▸ **What needs to be done**
With the line containing "OCR this image." as the first line and the last line of the records as the final one, reproduce that range exactly.

▸ **Raw records**
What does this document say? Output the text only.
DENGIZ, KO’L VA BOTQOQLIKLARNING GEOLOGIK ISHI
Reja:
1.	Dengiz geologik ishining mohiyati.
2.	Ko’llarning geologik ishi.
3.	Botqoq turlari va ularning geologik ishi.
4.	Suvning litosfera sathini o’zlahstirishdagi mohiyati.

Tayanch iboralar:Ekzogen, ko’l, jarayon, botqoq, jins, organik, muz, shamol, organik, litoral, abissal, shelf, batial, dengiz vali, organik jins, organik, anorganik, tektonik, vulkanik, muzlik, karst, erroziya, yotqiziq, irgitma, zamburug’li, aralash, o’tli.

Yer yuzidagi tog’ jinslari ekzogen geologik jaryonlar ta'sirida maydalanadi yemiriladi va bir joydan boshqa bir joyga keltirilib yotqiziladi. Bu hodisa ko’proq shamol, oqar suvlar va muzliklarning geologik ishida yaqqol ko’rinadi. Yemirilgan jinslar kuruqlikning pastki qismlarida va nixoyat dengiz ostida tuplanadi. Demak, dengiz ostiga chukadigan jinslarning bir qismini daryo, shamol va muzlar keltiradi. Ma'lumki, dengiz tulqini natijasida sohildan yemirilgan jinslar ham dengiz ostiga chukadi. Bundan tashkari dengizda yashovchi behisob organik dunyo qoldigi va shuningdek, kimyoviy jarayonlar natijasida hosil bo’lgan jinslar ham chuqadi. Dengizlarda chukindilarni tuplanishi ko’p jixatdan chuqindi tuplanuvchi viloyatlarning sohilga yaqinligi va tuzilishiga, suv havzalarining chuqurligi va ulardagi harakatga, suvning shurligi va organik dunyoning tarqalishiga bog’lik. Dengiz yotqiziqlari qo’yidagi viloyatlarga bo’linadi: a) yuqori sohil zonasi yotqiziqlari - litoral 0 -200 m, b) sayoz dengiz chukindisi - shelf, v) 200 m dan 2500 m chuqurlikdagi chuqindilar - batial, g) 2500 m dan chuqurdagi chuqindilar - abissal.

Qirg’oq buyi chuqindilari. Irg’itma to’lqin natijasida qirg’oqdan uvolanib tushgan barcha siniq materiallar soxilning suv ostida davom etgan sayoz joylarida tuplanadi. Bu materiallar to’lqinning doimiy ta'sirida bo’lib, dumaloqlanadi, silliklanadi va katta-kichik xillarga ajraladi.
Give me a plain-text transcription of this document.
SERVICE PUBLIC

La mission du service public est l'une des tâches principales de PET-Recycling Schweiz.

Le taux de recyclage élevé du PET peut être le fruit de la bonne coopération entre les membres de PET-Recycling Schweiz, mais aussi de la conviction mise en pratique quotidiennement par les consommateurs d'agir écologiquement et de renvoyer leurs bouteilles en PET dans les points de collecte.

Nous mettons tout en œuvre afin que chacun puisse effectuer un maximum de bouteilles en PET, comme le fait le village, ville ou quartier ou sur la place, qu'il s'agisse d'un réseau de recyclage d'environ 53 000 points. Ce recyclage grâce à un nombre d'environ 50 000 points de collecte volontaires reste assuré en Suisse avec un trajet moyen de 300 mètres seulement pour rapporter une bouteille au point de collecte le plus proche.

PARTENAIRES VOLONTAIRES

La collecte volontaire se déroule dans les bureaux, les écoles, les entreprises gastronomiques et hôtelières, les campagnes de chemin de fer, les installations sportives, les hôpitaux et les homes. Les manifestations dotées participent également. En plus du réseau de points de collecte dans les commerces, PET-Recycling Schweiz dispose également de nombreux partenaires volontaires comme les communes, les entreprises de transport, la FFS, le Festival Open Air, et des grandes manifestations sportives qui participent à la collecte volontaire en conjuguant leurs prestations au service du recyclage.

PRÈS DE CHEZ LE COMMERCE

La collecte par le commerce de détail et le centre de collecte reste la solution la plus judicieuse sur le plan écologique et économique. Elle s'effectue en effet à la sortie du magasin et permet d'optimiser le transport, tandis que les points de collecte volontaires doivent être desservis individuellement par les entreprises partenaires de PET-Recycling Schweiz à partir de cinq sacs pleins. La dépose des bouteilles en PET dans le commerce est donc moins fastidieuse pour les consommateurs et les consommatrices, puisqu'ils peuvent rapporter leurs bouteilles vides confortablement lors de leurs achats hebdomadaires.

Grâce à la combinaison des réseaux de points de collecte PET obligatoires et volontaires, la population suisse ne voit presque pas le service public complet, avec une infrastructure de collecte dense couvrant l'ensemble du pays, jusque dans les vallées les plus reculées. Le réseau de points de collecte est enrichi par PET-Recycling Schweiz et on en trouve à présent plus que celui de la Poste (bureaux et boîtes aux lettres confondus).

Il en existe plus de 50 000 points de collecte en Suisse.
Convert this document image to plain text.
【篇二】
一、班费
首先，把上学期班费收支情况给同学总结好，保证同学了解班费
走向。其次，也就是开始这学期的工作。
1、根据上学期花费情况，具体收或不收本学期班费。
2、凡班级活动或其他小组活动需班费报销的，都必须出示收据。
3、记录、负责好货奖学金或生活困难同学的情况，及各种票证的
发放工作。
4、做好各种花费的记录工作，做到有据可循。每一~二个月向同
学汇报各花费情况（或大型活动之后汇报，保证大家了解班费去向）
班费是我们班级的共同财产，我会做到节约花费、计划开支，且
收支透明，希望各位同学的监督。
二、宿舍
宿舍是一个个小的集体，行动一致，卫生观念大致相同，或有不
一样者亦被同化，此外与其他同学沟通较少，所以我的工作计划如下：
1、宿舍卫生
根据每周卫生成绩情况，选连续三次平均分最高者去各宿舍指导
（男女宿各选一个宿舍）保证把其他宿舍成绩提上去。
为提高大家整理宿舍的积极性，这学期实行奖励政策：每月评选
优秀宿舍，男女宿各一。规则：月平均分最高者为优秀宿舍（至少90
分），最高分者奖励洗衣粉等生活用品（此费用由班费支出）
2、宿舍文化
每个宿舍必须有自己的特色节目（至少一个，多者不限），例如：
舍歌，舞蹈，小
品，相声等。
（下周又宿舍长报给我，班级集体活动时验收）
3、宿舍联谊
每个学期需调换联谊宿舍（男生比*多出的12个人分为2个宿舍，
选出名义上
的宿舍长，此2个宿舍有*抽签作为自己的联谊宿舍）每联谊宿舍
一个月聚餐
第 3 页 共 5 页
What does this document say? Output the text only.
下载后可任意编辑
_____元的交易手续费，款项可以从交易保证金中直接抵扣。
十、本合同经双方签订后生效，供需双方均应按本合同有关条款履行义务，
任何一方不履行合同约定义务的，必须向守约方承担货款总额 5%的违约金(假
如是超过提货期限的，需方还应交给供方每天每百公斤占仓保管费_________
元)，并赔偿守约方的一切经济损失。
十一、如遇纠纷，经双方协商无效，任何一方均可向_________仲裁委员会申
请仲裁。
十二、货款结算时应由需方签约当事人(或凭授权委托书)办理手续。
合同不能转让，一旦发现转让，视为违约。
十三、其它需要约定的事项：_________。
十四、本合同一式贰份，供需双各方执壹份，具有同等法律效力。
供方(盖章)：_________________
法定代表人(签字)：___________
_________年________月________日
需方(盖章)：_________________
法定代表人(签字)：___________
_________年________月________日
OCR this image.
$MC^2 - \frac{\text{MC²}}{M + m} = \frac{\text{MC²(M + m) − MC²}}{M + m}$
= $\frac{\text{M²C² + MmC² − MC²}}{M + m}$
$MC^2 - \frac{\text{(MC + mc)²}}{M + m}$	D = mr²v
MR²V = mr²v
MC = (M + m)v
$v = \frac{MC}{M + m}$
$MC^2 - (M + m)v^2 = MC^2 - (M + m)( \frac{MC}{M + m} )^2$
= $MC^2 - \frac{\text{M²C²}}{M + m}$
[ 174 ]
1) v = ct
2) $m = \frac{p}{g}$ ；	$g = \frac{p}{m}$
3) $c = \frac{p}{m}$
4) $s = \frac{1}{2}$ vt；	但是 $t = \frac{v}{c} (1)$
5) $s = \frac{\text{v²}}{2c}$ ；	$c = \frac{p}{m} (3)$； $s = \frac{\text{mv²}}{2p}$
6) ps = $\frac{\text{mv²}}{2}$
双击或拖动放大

▸ **Expected answer**
OCR this image.
$MC^2 - \frac{\text{MC²}}{M + m} = \frac{\text{MC²(M + m) − MC²}}{M + m}$
= $\frac{\text{M²C² + MmC² − MC²}}{M + m}$
$MC^2 - \frac{\text{(MC + mc)²}}{M + m}$	D = mr²v
MR²V = mr²v
MC = (M + m)v
$v = \frac{MC}{M + m}$
$MC^2 - (M + m)v^2 = MC^2 - (M + m)( \frac{MC}{M + m} )^2$
= $MC^2 - \frac{\text{M²C²}}{M + m}$
[ 174 ]
1) v = ct
2) $m = \frac{p}{g}$ ；	$g = \frac{p}{m}$
3) $c = \frac{p}{m}$
4) $s = \frac{1}{2}$ vt；	但是 $t = \frac{v}{c} (1)$
5) $s = \frac{\text{v²}}{2c}$ ；	$c = \frac{p}{m} (3)$； $s = \frac{\text{mv²}}{2p}$
6) ps = $\frac{\text{mv²}}{2}$
双击或拖动放大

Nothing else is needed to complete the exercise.